• WRITTEN PROBLEM: The listing beneath should be written out in full, exactly as shown.

======== LISTED ENTRIES ========

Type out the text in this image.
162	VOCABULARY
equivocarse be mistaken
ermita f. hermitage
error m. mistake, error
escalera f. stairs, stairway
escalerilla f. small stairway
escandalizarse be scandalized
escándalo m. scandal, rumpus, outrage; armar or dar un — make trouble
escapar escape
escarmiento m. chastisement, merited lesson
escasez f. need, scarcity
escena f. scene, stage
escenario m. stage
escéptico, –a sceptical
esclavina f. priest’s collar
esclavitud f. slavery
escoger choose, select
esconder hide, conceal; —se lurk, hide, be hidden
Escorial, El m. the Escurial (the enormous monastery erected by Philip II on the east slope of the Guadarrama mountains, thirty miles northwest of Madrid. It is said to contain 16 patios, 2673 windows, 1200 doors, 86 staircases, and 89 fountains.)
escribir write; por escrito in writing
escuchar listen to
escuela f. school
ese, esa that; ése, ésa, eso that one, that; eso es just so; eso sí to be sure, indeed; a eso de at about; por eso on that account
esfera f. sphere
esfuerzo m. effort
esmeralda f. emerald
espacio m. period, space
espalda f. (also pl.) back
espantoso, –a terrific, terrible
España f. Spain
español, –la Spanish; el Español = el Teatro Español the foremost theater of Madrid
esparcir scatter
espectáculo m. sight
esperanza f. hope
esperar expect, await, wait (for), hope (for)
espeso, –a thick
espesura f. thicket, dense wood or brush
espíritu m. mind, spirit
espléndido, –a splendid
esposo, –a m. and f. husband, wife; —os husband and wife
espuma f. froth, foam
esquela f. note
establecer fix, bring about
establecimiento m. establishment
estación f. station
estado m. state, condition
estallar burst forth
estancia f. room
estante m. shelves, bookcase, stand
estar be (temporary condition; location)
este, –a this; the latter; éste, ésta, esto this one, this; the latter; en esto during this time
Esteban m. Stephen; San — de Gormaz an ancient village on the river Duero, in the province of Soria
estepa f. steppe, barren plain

========

• COMPLETED EXERCISE:
Type out the text in this image.
162	VOCABULARY
equivocarse be mistaken
ermita f. hermitage
error m. mistake, error
escalera f. stairs, stairway
escalerilla f. small stairway
escandalizarse be scandalized
escándalo m. scandal, rumpus, outrage; armar or dar un — make trouble
escapar escape
escarmiento m. chastisement, merited lesson
escasez f. need, scarcity
escena f. scene, stage
escenario m. stage
escéptico, –a sceptical
esclavina f. priest’s collar
esclavitud f. slavery
escoger choose, select
esconder hide, conceal; —se lurk, hide, be hidden
Escorial, El m. the Escurial (the enormous monastery erected by Philip II on the east slope of the Guadarrama mountains, thirty miles northwest of Madrid. It is said to contain 16 patios, 2673 windows, 1200 doors, 86 staircases, and 89 fountains.)
escribir write; por escrito in writing
escuchar listen to
escuela f. school
ese, esa that; ése, ésa, eso that one, that; eso es just so; eso sí to be sure, indeed; a eso de at about; por eso on that account
esfera f. sphere
esfuerzo m. effort
esmeralda f. emerald
espacio m. period, space
espalda f. (also pl.) back
espantoso, –a terrific, terrible
España f. Spain
español, –la Spanish; el Español = el Teatro Español the foremost theater of Madrid
esparcir scatter
espectáculo m. sight
esperanza f. hope
esperar expect, await, wait (for), hope (for)
espeso, –a thick
espesura f. thicket, dense wood or brush
espíritu m. mind, spirit
espléndido, –a splendid
esposo, –a m. and f. husband, wife; —os husband and wife
espuma f. froth, foam
esquela f. note
establecer fix, bring about
establecimiento m. establishment
estación f. station
estado m. state, condition
estallar burst forth
estancia f. room
estante m. shelves, bookcase, stand
estar be (temporary condition; location)
este, –a this; the latter; éste, ésta, esto this one, this; the latter; en esto during this time
Esteban m. Stephen; San — de Gormaz an ancient village on the river Duero, in the province of Soria
estepa f. steppe, barren plain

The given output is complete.